[Dataset records]
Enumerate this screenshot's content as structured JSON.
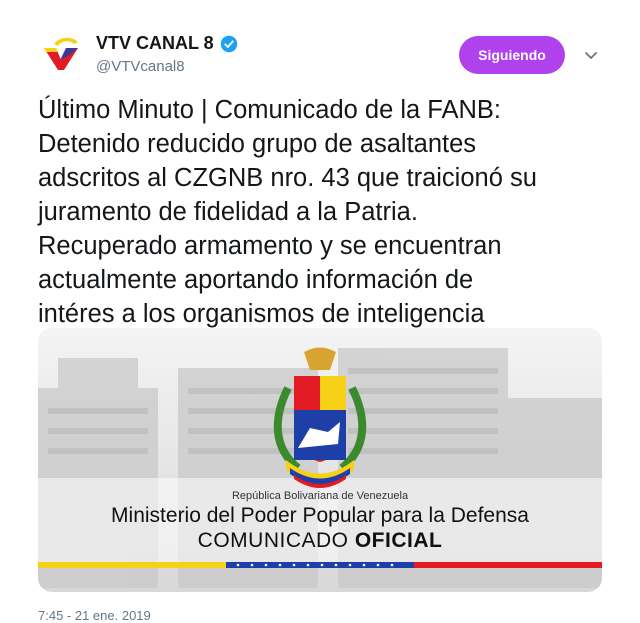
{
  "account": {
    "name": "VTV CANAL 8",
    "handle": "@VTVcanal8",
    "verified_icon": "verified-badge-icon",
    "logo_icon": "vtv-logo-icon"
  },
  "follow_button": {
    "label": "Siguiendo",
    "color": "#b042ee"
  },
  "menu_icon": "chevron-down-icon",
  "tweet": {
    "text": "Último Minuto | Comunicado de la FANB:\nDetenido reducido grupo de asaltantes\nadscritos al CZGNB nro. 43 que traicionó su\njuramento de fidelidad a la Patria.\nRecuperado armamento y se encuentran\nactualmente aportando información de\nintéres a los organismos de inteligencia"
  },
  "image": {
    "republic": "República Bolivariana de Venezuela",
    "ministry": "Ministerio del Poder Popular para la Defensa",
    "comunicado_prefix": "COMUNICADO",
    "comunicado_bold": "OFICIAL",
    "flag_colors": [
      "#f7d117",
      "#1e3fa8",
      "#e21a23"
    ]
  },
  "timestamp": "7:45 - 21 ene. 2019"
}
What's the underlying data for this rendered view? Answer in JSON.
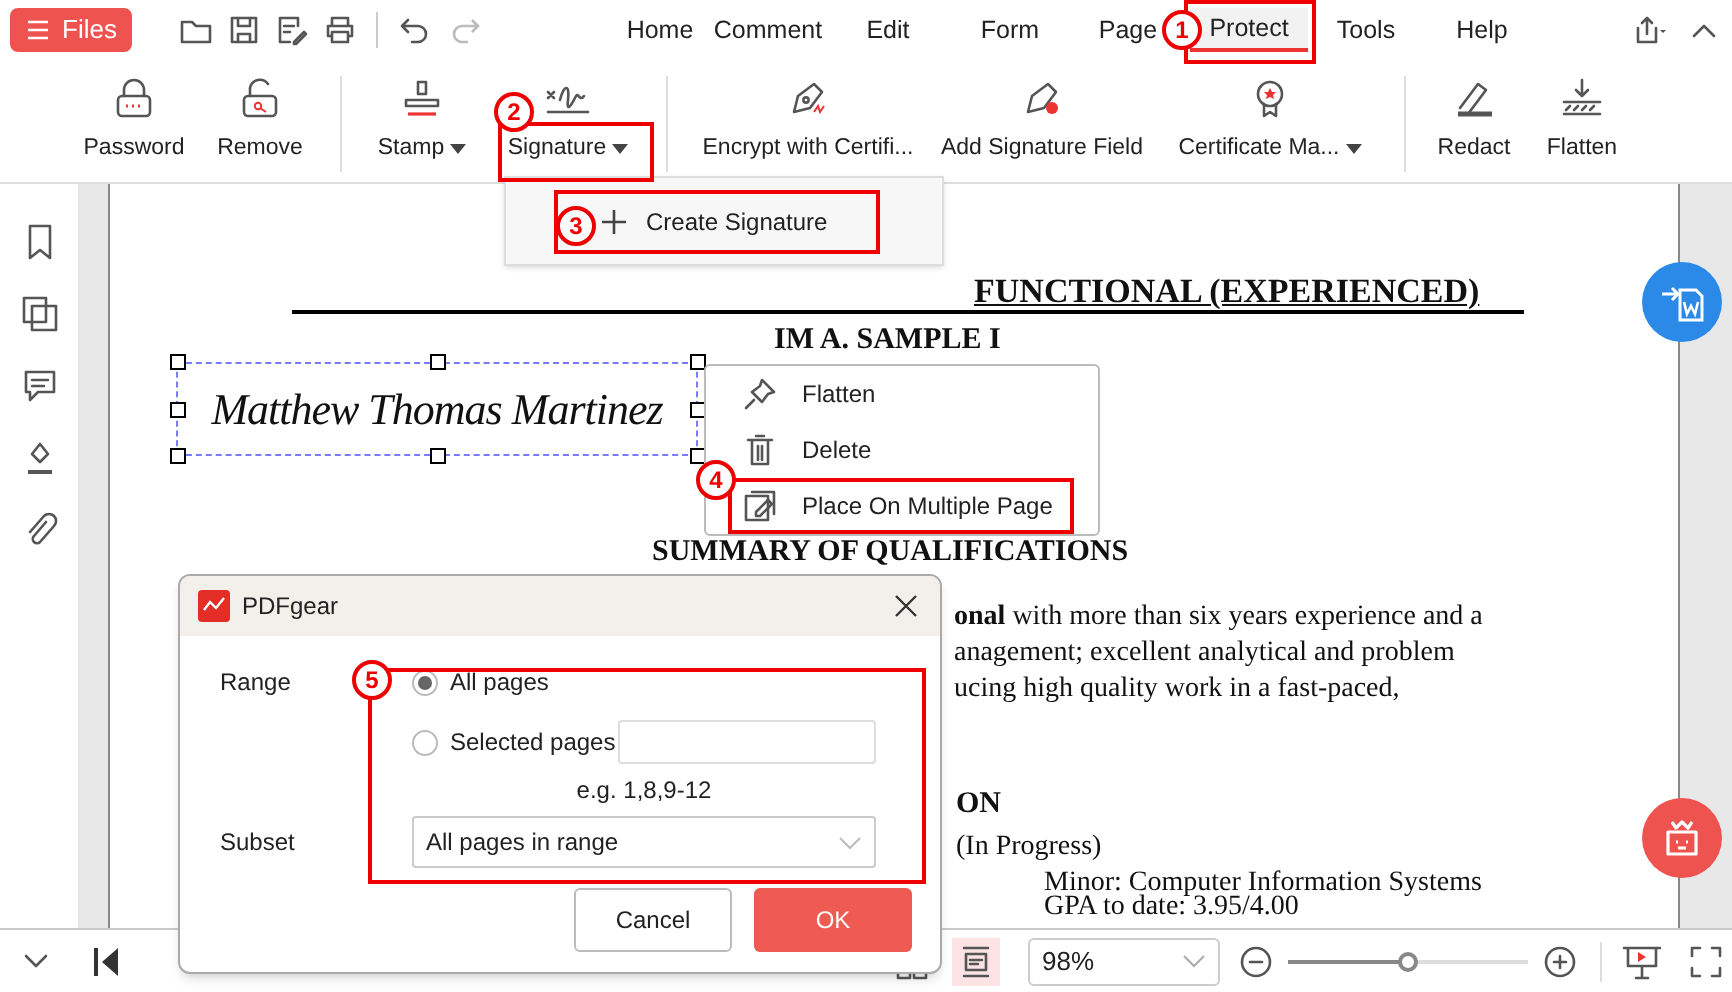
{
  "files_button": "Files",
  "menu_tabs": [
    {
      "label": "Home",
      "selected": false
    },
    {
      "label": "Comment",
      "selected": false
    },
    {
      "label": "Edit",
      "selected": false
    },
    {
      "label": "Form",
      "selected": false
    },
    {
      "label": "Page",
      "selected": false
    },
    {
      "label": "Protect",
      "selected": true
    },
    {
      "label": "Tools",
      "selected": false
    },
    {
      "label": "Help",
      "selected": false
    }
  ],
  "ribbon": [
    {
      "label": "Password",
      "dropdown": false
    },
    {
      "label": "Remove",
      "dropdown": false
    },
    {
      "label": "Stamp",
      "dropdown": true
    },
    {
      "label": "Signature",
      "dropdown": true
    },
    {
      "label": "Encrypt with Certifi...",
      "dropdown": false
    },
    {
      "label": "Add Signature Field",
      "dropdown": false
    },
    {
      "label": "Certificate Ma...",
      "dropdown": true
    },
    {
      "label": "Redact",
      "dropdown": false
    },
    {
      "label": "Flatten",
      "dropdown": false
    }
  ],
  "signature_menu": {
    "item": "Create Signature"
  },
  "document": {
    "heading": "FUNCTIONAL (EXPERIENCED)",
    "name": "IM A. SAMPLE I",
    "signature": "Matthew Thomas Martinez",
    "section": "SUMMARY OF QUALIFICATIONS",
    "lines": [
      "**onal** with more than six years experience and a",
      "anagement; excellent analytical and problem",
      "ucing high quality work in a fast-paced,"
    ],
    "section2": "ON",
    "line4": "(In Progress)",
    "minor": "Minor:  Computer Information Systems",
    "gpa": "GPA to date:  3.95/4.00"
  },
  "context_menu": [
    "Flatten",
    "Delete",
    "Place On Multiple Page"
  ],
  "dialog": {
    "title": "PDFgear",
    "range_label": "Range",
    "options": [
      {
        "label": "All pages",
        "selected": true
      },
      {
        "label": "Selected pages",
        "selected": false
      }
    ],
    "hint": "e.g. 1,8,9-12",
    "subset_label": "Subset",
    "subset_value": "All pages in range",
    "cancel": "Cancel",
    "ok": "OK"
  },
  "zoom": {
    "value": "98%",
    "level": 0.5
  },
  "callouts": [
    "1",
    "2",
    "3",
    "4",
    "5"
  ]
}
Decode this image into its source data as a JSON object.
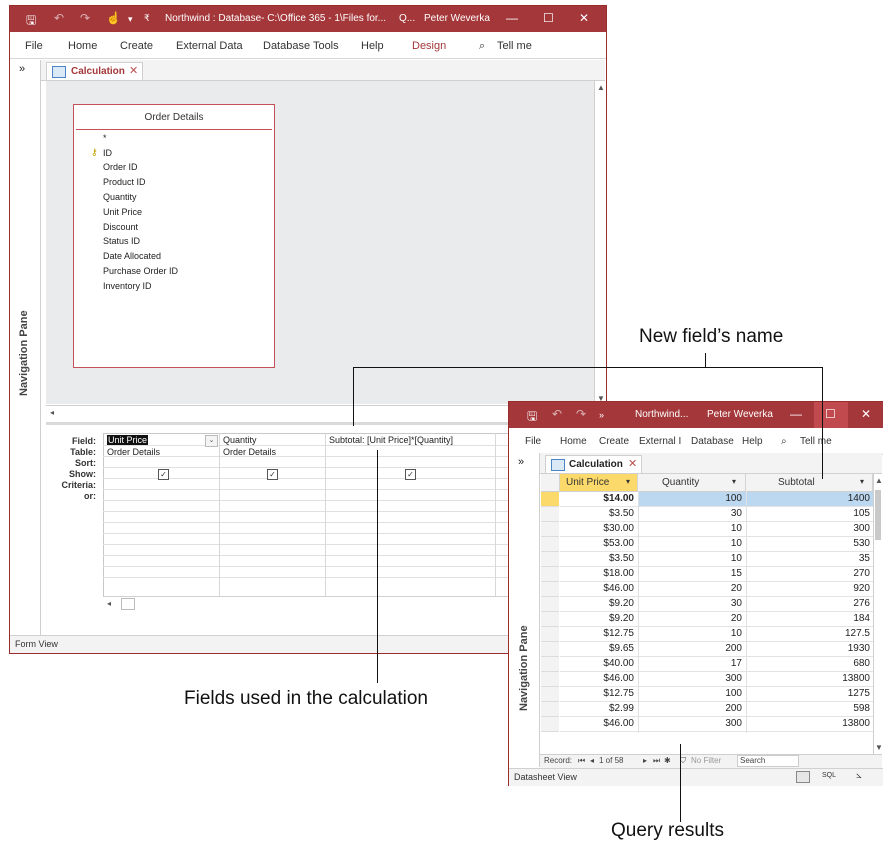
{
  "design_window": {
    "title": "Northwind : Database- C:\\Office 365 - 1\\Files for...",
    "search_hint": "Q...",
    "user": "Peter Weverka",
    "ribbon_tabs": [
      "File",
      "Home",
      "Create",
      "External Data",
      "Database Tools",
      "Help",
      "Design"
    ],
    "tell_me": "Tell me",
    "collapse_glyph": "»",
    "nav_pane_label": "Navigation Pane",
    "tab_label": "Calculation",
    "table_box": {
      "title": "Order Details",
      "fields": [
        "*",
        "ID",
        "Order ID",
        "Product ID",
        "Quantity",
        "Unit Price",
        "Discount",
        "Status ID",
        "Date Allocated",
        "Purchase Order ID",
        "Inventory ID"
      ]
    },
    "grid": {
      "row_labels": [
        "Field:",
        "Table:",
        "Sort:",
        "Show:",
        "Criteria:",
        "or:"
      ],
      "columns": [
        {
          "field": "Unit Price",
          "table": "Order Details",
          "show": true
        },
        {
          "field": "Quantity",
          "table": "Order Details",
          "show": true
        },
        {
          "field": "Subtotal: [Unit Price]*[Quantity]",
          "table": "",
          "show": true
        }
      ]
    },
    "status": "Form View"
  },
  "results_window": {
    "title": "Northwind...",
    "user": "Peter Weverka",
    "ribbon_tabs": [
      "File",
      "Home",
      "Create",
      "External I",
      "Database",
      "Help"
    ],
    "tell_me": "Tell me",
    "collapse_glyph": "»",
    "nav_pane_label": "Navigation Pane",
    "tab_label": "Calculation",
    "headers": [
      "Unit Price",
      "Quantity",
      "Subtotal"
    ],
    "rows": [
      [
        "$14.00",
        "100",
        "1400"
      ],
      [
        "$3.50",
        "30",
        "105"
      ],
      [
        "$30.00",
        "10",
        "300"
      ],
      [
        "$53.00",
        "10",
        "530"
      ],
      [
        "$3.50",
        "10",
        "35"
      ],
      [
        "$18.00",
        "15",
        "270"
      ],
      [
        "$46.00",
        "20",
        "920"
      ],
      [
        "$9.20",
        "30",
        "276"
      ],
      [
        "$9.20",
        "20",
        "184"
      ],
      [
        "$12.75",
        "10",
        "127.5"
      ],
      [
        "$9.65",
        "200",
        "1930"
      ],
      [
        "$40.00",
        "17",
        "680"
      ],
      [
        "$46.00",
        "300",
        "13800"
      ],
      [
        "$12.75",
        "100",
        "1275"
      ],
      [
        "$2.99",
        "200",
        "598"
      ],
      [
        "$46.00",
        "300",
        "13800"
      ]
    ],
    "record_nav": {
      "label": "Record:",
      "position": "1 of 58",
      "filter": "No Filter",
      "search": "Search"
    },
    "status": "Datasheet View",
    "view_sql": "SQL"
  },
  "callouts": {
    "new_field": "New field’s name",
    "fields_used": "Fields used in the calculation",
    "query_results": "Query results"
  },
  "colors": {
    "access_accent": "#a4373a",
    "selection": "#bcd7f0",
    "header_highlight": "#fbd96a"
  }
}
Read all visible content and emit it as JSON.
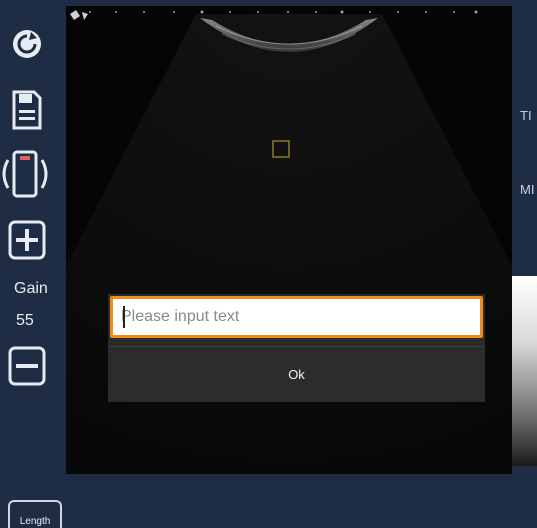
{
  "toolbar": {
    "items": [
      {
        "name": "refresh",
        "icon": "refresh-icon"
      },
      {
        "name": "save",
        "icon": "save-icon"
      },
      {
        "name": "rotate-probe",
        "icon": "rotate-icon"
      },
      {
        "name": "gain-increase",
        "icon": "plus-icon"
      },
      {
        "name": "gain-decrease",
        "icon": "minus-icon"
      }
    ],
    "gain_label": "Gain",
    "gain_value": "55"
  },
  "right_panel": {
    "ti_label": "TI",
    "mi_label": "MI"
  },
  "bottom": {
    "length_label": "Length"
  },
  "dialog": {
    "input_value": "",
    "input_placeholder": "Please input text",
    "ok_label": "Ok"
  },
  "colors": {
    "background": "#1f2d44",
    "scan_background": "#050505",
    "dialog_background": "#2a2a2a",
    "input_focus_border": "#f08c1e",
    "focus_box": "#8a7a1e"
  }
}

- _WRITTEN TASK_: Without the pictures, output the full listing exactly as it stands.

- _FULL RESPONSE_:
Enumerate this screenshot's content as structured JSON.
{
  "account": {
    "name": "VTV CANAL 8",
    "handle": "@VTVcanal8",
    "verified_icon": "verified-badge-icon",
    "logo_icon": "vtv-logo-icon"
  },
  "follow_button": {
    "label": "Siguiendo",
    "color": "#b042ee"
  },
  "menu_icon": "chevron-down-icon",
  "tweet": {
    "text": "Último Minuto | Comunicado de la FANB:\nDetenido reducido grupo de asaltantes\nadscritos al CZGNB nro. 43 que traicionó su\njuramento de fidelidad a la Patria.\nRecuperado armamento y se encuentran\nactualmente aportando información de\nintéres a los organismos de inteligencia"
  },
  "image": {
    "republic": "República Bolivariana de Venezuela",
    "ministry": "Ministerio del Poder Popular para la Defensa",
    "comunicado_prefix": "COMUNICADO",
    "comunicado_bold": "OFICIAL",
    "flag_colors": [
      "#f7d117",
      "#1e3fa8",
      "#e21a23"
    ]
  },
  "timestamp": "7:45 - 21 ene. 2019"
}
What's the underlying data for this rendered view? Answer in JSON.
{
  "files_button": "Files",
  "menu_tabs": [
    {
      "label": "Home",
      "selected": false
    },
    {
      "label": "Comment",
      "selected": false
    },
    {
      "label": "Edit",
      "selected": false
    },
    {
      "label": "Form",
      "selected": false
    },
    {
      "label": "Page",
      "selected": false
    },
    {
      "label": "Protect",
      "selected": true
    },
    {
      "label": "Tools",
      "selected": false
    },
    {
      "label": "Help",
      "selected": false
    }
  ],
  "ribbon": [
    {
      "label": "Password",
      "dropdown": false
    },
    {
      "label": "Remove",
      "dropdown": false
    },
    {
      "label": "Stamp",
      "dropdown": true
    },
    {
      "label": "Signature",
      "dropdown": true
    },
    {
      "label": "Encrypt with Certifi...",
      "dropdown": false
    },
    {
      "label": "Add Signature Field",
      "dropdown": false
    },
    {
      "label": "Certificate Ma...",
      "dropdown": true
    },
    {
      "label": "Redact",
      "dropdown": false
    },
    {
      "label": "Flatten",
      "dropdown": false
    }
  ],
  "signature_menu": {
    "item": "Create Signature"
  },
  "document": {
    "heading": "FUNCTIONAL (EXPERIENCED)",
    "name": "IM A. SAMPLE I",
    "signature": "Matthew Thomas Martinez",
    "section": "SUMMARY OF QUALIFICATIONS",
    "lines": [
      "**onal** with more than six years experience and a",
      "anagement; excellent analytical and problem",
      "ucing high quality work in a fast-paced,"
    ],
    "section2": "ON",
    "line4": "(In Progress)",
    "minor": "Minor:  Computer Information Systems",
    "gpa": "GPA to date:  3.95/4.00"
  },
  "context_menu": [
    "Flatten",
    "Delete",
    "Place On Multiple Page"
  ],
  "dialog": {
    "title": "PDFgear",
    "range_label": "Range",
    "options": [
      {
        "label": "All pages",
        "selected": true
      },
      {
        "label": "Selected pages",
        "selected": false
      }
    ],
    "hint": "e.g. 1,8,9-12",
    "subset_label": "Subset",
    "subset_value": "All pages in range",
    "cancel": "Cancel",
    "ok": "OK"
  },
  "zoom": {
    "value": "98%",
    "level": 0.5
  },
  "callouts": [
    "1",
    "2",
    "3",
    "4",
    "5"
  ]
}
Decode this image into its source data as a JSON object.
{
  "design_window": {
    "title": "Northwind : Database- C:\\Office 365 - 1\\Files for...",
    "search_hint": "Q...",
    "user": "Peter Weverka",
    "ribbon_tabs": [
      "File",
      "Home",
      "Create",
      "External Data",
      "Database Tools",
      "Help",
      "Design"
    ],
    "tell_me": "Tell me",
    "collapse_glyph": "»",
    "nav_pane_label": "Navigation Pane",
    "tab_label": "Calculation",
    "table_box": {
      "title": "Order Details",
      "fields": [
        "*",
        "ID",
        "Order ID",
        "Product ID",
        "Quantity",
        "Unit Price",
        "Discount",
        "Status ID",
        "Date Allocated",
        "Purchase Order ID",
        "Inventory ID"
      ]
    },
    "grid": {
      "row_labels": [
        "Field:",
        "Table:",
        "Sort:",
        "Show:",
        "Criteria:",
        "or:"
      ],
      "columns": [
        {
          "field": "Unit Price",
          "table": "Order Details",
          "show": true
        },
        {
          "field": "Quantity",
          "table": "Order Details",
          "show": true
        },
        {
          "field": "Subtotal: [Unit Price]*[Quantity]",
          "table": "",
          "show": true
        }
      ]
    },
    "status": "Form View"
  },
  "results_window": {
    "title": "Northwind...",
    "user": "Peter Weverka",
    "ribbon_tabs": [
      "File",
      "Home",
      "Create",
      "External I",
      "Database",
      "Help"
    ],
    "tell_me": "Tell me",
    "collapse_glyph": "»",
    "nav_pane_label": "Navigation Pane",
    "tab_label": "Calculation",
    "headers": [
      "Unit Price",
      "Quantity",
      "Subtotal"
    ],
    "rows": [
      [
        "$14.00",
        "100",
        "1400"
      ],
      [
        "$3.50",
        "30",
        "105"
      ],
      [
        "$30.00",
        "10",
        "300"
      ],
      [
        "$53.00",
        "10",
        "530"
      ],
      [
        "$3.50",
        "10",
        "35"
      ],
      [
        "$18.00",
        "15",
        "270"
      ],
      [
        "$46.00",
        "20",
        "920"
      ],
      [
        "$9.20",
        "30",
        "276"
      ],
      [
        "$9.20",
        "20",
        "184"
      ],
      [
        "$12.75",
        "10",
        "127.5"
      ],
      [
        "$9.65",
        "200",
        "1930"
      ],
      [
        "$40.00",
        "17",
        "680"
      ],
      [
        "$46.00",
        "300",
        "13800"
      ],
      [
        "$12.75",
        "100",
        "1275"
      ],
      [
        "$2.99",
        "200",
        "598"
      ],
      [
        "$46.00",
        "300",
        "13800"
      ]
    ],
    "record_nav": {
      "label": "Record:",
      "position": "1 of 58",
      "filter": "No Filter",
      "search": "Search"
    },
    "status": "Datasheet View",
    "view_sql": "SQL"
  },
  "callouts": {
    "new_field": "New field’s name",
    "fields_used": "Fields used in the calculation",
    "query_results": "Query results"
  },
  "colors": {
    "access_accent": "#a4373a",
    "selection": "#bcd7f0",
    "header_highlight": "#fbd96a"
  }
}
Read all visible content and emit it as JSON.
{
  "toolbar": {
    "items": [
      {
        "name": "refresh",
        "icon": "refresh-icon"
      },
      {
        "name": "save",
        "icon": "save-icon"
      },
      {
        "name": "rotate-probe",
        "icon": "rotate-icon"
      },
      {
        "name": "gain-increase",
        "icon": "plus-icon"
      },
      {
        "name": "gain-decrease",
        "icon": "minus-icon"
      }
    ],
    "gain_label": "Gain",
    "gain_value": "55"
  },
  "right_panel": {
    "ti_label": "TI",
    "mi_label": "MI"
  },
  "bottom": {
    "length_label": "Length"
  },
  "dialog": {
    "input_value": "",
    "input_placeholder": "Please input text",
    "ok_label": "Ok"
  },
  "colors": {
    "background": "#1f2d44",
    "scan_background": "#050505",
    "dialog_background": "#2a2a2a",
    "input_focus_border": "#f08c1e",
    "focus_box": "#8a7a1e"
  }
}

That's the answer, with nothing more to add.